■ EXERCISE DIRECTIONS: Look for the string "Vodanovic" in the lines and copy each line that has it.

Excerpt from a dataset
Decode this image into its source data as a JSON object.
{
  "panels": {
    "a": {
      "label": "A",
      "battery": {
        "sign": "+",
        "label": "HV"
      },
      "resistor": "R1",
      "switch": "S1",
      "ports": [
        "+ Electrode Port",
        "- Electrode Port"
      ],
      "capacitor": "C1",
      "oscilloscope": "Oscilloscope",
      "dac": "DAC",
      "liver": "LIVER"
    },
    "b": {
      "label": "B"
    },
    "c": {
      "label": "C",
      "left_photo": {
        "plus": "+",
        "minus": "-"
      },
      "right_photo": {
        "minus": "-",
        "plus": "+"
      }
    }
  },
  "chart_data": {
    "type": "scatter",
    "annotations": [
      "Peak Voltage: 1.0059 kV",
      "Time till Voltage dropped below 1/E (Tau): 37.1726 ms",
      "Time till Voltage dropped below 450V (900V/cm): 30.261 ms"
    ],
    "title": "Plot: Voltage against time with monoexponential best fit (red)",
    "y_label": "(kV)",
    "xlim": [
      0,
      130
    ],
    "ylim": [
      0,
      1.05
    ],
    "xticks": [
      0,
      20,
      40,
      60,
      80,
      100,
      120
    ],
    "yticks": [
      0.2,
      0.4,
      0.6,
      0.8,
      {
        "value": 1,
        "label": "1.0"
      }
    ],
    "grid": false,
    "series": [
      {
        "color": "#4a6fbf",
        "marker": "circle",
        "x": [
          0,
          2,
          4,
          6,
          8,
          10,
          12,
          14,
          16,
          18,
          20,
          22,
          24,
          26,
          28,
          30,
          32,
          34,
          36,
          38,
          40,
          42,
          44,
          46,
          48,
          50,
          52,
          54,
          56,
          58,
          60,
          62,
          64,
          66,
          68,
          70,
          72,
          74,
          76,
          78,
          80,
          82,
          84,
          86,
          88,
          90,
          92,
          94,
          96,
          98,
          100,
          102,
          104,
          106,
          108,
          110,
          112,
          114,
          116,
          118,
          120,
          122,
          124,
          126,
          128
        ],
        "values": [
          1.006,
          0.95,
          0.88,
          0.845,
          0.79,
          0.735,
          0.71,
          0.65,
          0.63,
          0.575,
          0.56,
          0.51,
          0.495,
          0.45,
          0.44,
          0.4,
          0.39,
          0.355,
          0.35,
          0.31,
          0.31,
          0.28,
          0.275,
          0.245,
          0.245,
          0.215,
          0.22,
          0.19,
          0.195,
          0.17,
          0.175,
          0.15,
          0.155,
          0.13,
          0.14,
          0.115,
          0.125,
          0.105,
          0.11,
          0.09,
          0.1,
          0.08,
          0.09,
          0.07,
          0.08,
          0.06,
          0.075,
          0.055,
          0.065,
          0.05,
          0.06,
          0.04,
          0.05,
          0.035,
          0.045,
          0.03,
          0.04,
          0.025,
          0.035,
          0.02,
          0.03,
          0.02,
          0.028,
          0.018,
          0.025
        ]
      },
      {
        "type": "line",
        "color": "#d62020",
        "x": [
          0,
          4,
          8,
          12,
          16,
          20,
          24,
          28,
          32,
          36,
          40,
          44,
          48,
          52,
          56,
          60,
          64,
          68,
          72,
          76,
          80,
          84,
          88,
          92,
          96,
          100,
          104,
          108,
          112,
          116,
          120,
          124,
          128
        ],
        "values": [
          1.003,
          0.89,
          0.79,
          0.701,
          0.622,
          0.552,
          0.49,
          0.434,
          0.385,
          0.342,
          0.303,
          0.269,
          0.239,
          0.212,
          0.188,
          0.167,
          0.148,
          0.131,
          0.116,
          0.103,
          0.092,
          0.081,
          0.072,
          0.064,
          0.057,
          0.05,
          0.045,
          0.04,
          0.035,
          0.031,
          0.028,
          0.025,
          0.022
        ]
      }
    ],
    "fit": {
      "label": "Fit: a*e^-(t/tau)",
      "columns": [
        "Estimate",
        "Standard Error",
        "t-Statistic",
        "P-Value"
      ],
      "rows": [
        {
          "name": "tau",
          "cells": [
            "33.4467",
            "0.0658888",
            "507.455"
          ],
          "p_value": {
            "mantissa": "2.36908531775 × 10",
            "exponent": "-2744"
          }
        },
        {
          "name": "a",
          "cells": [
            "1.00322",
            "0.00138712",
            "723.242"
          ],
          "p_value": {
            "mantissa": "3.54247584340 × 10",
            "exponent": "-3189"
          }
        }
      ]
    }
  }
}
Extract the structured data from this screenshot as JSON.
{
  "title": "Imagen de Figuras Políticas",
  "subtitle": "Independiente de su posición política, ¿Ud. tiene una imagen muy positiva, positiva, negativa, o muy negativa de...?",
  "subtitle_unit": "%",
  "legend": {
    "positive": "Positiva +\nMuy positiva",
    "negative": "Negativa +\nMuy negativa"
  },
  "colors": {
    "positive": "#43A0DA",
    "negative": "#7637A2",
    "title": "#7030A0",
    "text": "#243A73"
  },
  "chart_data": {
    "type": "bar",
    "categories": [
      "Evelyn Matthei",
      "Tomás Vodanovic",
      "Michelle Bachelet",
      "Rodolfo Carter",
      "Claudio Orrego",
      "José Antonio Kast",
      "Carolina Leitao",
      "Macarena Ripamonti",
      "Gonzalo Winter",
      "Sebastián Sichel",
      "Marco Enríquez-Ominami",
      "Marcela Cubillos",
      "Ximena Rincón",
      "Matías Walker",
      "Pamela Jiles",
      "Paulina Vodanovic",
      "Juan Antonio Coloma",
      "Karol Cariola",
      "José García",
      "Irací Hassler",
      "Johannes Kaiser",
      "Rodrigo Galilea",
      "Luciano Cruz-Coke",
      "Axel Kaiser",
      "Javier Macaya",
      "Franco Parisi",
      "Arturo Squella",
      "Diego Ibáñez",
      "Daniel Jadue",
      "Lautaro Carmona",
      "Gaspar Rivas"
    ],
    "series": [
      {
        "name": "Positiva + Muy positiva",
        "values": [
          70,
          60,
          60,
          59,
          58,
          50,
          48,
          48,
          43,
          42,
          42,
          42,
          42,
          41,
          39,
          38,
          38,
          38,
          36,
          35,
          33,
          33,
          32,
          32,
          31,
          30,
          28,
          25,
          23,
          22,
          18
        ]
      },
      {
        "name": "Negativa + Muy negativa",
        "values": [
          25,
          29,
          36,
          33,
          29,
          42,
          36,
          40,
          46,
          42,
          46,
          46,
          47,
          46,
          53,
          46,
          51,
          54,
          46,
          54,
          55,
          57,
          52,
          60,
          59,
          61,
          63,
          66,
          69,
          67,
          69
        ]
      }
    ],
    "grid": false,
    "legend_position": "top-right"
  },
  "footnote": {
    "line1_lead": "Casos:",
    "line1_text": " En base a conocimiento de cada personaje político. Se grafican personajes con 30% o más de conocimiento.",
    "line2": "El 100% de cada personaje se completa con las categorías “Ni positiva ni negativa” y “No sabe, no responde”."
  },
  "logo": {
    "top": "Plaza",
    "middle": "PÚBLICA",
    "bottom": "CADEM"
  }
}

■ THE RESULT:
      "Tomás Vodanovic",
      "Paulina Vodanovic",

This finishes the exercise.